──────── Extracted material ────────

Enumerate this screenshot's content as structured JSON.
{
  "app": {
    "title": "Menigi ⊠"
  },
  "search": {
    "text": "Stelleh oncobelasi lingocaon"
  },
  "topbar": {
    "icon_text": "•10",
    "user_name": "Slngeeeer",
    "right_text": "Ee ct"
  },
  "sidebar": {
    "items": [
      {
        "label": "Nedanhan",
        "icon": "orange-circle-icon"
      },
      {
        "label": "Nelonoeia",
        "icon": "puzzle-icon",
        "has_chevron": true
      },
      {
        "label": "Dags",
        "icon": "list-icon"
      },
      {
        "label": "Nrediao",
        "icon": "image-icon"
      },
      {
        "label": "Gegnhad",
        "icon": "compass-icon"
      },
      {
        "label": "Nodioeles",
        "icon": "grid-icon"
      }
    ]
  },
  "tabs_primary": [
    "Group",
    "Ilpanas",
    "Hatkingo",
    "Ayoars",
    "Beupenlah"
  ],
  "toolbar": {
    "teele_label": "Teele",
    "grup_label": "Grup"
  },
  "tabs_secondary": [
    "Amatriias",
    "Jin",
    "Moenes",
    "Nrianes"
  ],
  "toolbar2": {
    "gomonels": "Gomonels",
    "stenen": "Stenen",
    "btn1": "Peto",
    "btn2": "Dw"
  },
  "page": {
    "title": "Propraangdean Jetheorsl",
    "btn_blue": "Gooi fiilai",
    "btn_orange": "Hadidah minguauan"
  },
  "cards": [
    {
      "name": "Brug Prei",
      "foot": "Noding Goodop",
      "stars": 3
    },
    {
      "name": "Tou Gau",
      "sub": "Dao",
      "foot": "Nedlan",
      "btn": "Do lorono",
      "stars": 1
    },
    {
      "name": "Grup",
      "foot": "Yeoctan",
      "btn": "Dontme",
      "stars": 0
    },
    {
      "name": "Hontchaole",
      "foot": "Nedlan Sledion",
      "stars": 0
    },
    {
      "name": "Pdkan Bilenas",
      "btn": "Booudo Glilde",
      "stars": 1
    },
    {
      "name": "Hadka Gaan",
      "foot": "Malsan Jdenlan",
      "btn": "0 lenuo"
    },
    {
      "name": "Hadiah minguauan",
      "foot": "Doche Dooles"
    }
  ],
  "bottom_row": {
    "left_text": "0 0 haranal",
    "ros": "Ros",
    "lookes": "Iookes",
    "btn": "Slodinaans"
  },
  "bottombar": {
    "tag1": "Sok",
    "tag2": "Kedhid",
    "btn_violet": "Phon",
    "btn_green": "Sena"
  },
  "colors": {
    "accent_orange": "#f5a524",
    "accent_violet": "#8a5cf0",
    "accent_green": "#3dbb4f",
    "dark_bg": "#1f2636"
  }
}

────────

▶ _Given request_:
Retype each record exactly, leaving nothing out.

▶ _Final answer_:
Enumerate this screenshot's content as structured JSON.
{
  "app": {
    "title": "Menigi ⊠"
  },
  "search": {
    "text": "Stelleh oncobelasi lingocaon"
  },
  "topbar": {
    "icon_text": "•10",
    "user_name": "Slngeeeer",
    "right_text": "Ee ct"
  },
  "sidebar": {
    "items": [
      {
        "label": "Nedanhan",
        "icon": "orange-circle-icon"
      },
      {
        "label": "Nelonoeia",
        "icon": "puzzle-icon",
        "has_chevron": true
      },
      {
        "label": "Dags",
        "icon": "list-icon"
      },
      {
        "label": "Nrediao",
        "icon": "image-icon"
      },
      {
        "label": "Gegnhad",
        "icon": "compass-icon"
      },
      {
        "label": "Nodioeles",
        "icon": "grid-icon"
      }
    ]
  },
  "tabs_primary": [
    "Group",
    "Ilpanas",
    "Hatkingo",
    "Ayoars",
    "Beupenlah"
  ],
  "toolbar": {
    "teele_label": "Teele",
    "grup_label": "Grup"
  },
  "tabs_secondary": [
    "Amatriias",
    "Jin",
    "Moenes",
    "Nrianes"
  ],
  "toolbar2": {
    "gomonels": "Gomonels",
    "stenen": "Stenen",
    "btn1": "Peto",
    "btn2": "Dw"
  },
  "page": {
    "title": "Propraangdean Jetheorsl",
    "btn_blue": "Gooi fiilai",
    "btn_orange": "Hadidah minguauan"
  },
  "cards": [
    {
      "name": "Brug Prei",
      "foot": "Noding Goodop",
      "stars": 3
    },
    {
      "name": "Tou Gau",
      "sub": "Dao",
      "foot": "Nedlan",
      "btn": "Do lorono",
      "stars": 1
    },
    {
      "name": "Grup",
      "foot": "Yeoctan",
      "btn": "Dontme",
      "stars": 0
    },
    {
      "name": "Hontchaole",
      "foot": "Nedlan Sledion",
      "stars": 0
    },
    {
      "name": "Pdkan Bilenas",
      "btn": "Booudo Glilde",
      "stars": 1
    },
    {
      "name": "Hadka Gaan",
      "foot": "Malsan Jdenlan",
      "btn": "0 lenuo"
    },
    {
      "name": "Hadiah minguauan",
      "foot": "Doche Dooles"
    }
  ],
  "bottom_row": {
    "left_text": "0 0 haranal",
    "ros": "Ros",
    "lookes": "Iookes",
    "btn": "Slodinaans"
  },
  "bottombar": {
    "tag1": "Sok",
    "tag2": "Kedhid",
    "btn_violet": "Phon",
    "btn_green": "Sena"
  },
  "colors": {
    "accent_orange": "#f5a524",
    "accent_violet": "#8a5cf0",
    "accent_green": "#3dbb4f",
    "dark_bg": "#1f2636"
  }
}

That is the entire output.